» GIVEN REQUEST
All the data should come back exactly as it was given.

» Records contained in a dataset
══════════
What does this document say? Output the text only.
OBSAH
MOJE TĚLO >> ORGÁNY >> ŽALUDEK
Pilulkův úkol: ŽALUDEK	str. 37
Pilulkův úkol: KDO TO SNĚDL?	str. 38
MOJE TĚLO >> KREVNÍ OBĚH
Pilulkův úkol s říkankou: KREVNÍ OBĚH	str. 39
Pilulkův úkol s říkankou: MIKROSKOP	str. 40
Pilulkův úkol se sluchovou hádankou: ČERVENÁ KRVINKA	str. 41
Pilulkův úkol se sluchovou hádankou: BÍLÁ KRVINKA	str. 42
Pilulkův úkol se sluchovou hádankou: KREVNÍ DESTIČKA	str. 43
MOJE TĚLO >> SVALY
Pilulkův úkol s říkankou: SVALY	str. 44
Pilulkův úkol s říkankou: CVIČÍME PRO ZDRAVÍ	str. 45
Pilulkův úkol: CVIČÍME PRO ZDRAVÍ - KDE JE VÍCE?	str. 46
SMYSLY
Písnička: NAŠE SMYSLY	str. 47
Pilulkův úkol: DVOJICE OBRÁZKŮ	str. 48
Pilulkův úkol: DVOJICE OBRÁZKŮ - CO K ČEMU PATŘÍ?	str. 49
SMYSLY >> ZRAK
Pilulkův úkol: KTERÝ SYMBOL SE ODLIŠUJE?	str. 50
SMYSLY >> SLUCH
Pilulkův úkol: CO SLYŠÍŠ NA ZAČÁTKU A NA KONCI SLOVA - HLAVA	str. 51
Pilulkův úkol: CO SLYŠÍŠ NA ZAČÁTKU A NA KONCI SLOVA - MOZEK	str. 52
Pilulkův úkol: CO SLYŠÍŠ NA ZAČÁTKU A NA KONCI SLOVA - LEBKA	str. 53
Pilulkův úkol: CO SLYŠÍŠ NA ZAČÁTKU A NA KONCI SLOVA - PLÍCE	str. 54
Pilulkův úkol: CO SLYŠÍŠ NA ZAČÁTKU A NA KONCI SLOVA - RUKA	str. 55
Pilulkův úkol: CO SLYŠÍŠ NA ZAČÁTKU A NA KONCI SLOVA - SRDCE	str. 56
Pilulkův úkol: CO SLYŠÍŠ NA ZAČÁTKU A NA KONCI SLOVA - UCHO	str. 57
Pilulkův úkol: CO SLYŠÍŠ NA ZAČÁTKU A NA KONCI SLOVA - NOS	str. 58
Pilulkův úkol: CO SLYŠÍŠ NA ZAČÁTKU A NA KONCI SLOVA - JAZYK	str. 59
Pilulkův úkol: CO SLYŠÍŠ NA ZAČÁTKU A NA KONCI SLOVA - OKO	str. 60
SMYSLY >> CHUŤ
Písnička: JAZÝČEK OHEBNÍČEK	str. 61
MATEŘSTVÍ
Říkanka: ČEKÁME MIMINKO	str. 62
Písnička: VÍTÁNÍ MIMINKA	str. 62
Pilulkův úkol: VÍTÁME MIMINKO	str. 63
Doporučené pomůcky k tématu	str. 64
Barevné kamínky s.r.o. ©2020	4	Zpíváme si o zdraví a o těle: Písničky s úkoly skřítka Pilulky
══════════
» RESPONSE TO THE EXERCISE
What does this document say? Output the text only.
OBSAH
MOJE TĚLO >> ORGÁNY >> ŽALUDEK
Pilulkův úkol: ŽALUDEK	str. 37
Pilulkův úkol: KDO TO SNĚDL?	str. 38
MOJE TĚLO >> KREVNÍ OBĚH
Pilulkův úkol s říkankou: KREVNÍ OBĚH	str. 39
Pilulkův úkol s říkankou: MIKROSKOP	str. 40
Pilulkův úkol se sluchovou hádankou: ČERVENÁ KRVINKA	str. 41
Pilulkův úkol se sluchovou hádankou: BÍLÁ KRVINKA	str. 42
Pilulkův úkol se sluchovou hádankou: KREVNÍ DESTIČKA	str. 43
MOJE TĚLO >> SVALY
Pilulkův úkol s říkankou: SVALY	str. 44
Pilulkův úkol s říkankou: CVIČÍME PRO ZDRAVÍ	str. 45
Pilulkův úkol: CVIČÍME PRO ZDRAVÍ - KDE JE VÍCE?	str. 46
SMYSLY
Písnička: NAŠE SMYSLY	str. 47
Pilulkův úkol: DVOJICE OBRÁZKŮ	str. 48
Pilulkův úkol: DVOJICE OBRÁZKŮ - CO K ČEMU PATŘÍ?	str. 49
SMYSLY >> ZRAK
Pilulkův úkol: KTERÝ SYMBOL SE ODLIŠUJE?	str. 50
SMYSLY >> SLUCH
Pilulkův úkol: CO SLYŠÍŠ NA ZAČÁTKU A NA KONCI SLOVA - HLAVA	str. 51
Pilulkův úkol: CO SLYŠÍŠ NA ZAČÁTKU A NA KONCI SLOVA - MOZEK	str. 52
Pilulkův úkol: CO SLYŠÍŠ NA ZAČÁTKU A NA KONCI SLOVA - LEBKA	str. 53
Pilulkův úkol: CO SLYŠÍŠ NA ZAČÁTKU A NA KONCI SLOVA - PLÍCE	str. 54
Pilulkův úkol: CO SLYŠÍŠ NA ZAČÁTKU A NA KONCI SLOVA - RUKA	str. 55
Pilulkův úkol: CO SLYŠÍŠ NA ZAČÁTKU A NA KONCI SLOVA - SRDCE	str. 56
Pilulkův úkol: CO SLYŠÍŠ NA ZAČÁTKU A NA KONCI SLOVA - UCHO	str. 57
Pilulkův úkol: CO SLYŠÍŠ NA ZAČÁTKU A NA KONCI SLOVA - NOS	str. 58
Pilulkův úkol: CO SLYŠÍŠ NA ZAČÁTKU A NA KONCI SLOVA - JAZYK	str. 59
Pilulkův úkol: CO SLYŠÍŠ NA ZAČÁTKU A NA KONCI SLOVA - OKO	str. 60
SMYSLY >> CHUŤ
Písnička: JAZÝČEK OHEBNÍČEK	str. 61
MATEŘSTVÍ
Říkanka: ČEKÁME MIMINKO	str. 62
Písnička: VÍTÁNÍ MIMINKA	str. 62
Pilulkův úkol: VÍTÁME MIMINKO	str. 63
Doporučené pomůcky k tématu	str. 64
Barevné kamínky s.r.o. ©2020	4	Zpíváme si o zdraví a o těle: Písničky s úkoly skřítka Pilulky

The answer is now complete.